**Problem details**
Write the records out again, precisely as they stand.

# Data entries start

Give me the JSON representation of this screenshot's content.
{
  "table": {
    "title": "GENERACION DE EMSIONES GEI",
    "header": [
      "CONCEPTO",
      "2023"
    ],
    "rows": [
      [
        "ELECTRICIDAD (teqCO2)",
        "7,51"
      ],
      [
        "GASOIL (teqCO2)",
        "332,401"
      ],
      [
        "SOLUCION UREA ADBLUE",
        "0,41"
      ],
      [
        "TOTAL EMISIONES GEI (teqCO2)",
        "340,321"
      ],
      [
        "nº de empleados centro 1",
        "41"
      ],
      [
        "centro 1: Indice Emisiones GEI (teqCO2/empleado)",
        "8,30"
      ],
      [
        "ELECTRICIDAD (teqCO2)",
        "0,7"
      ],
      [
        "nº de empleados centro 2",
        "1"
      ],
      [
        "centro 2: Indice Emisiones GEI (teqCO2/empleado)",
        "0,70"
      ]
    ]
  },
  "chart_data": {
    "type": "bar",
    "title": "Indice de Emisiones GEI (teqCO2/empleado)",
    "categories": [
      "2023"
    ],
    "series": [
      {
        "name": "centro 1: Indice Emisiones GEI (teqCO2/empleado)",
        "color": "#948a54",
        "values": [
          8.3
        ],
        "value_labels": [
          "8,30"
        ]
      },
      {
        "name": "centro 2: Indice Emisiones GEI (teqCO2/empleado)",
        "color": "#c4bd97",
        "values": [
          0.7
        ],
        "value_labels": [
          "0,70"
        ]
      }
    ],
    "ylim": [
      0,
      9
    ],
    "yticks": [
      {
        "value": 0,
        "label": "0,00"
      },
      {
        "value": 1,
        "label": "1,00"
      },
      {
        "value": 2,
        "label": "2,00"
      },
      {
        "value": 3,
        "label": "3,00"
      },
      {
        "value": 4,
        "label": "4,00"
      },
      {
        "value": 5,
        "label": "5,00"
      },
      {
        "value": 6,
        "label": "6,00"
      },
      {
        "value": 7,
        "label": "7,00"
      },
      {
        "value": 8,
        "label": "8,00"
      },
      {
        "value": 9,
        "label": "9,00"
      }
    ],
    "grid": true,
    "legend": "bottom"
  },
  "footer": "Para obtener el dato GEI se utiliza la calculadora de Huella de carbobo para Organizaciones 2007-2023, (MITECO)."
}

# Data entries end

**Full answer**
Give me the JSON representation of this screenshot's content.
{
  "table": {
    "title": "GENERACION DE EMSIONES GEI",
    "header": [
      "CONCEPTO",
      "2023"
    ],
    "rows": [
      [
        "ELECTRICIDAD (teqCO2)",
        "7,51"
      ],
      [
        "GASOIL (teqCO2)",
        "332,401"
      ],
      [
        "SOLUCION UREA ADBLUE",
        "0,41"
      ],
      [
        "TOTAL EMISIONES GEI (teqCO2)",
        "340,321"
      ],
      [
        "nº de empleados centro 1",
        "41"
      ],
      [
        "centro 1: Indice Emisiones GEI (teqCO2/empleado)",
        "8,30"
      ],
      [
        "ELECTRICIDAD (teqCO2)",
        "0,7"
      ],
      [
        "nº de empleados centro 2",
        "1"
      ],
      [
        "centro 2: Indice Emisiones GEI (teqCO2/empleado)",
        "0,70"
      ]
    ]
  },
  "chart_data": {
    "type": "bar",
    "title": "Indice de Emisiones GEI (teqCO2/empleado)",
    "categories": [
      "2023"
    ],
    "series": [
      {
        "name": "centro 1: Indice Emisiones GEI (teqCO2/empleado)",
        "color": "#948a54",
        "values": [
          8.3
        ],
        "value_labels": [
          "8,30"
        ]
      },
      {
        "name": "centro 2: Indice Emisiones GEI (teqCO2/empleado)",
        "color": "#c4bd97",
        "values": [
          0.7
        ],
        "value_labels": [
          "0,70"
        ]
      }
    ],
    "ylim": [
      0,
      9
    ],
    "yticks": [
      {
        "value": 0,
        "label": "0,00"
      },
      {
        "value": 1,
        "label": "1,00"
      },
      {
        "value": 2,
        "label": "2,00"
      },
      {
        "value": 3,
        "label": "3,00"
      },
      {
        "value": 4,
        "label": "4,00"
      },
      {
        "value": 5,
        "label": "5,00"
      },
      {
        "value": 6,
        "label": "6,00"
      },
      {
        "value": 7,
        "label": "7,00"
      },
      {
        "value": 8,
        "label": "8,00"
      },
      {
        "value": 9,
        "label": "9,00"
      }
    ],
    "grid": true,
    "legend": "bottom"
  },
  "footer": "Para obtener el dato GEI se utiliza la calculadora de Huella de carbobo para Organizaciones 2007-2023, (MITECO)."
}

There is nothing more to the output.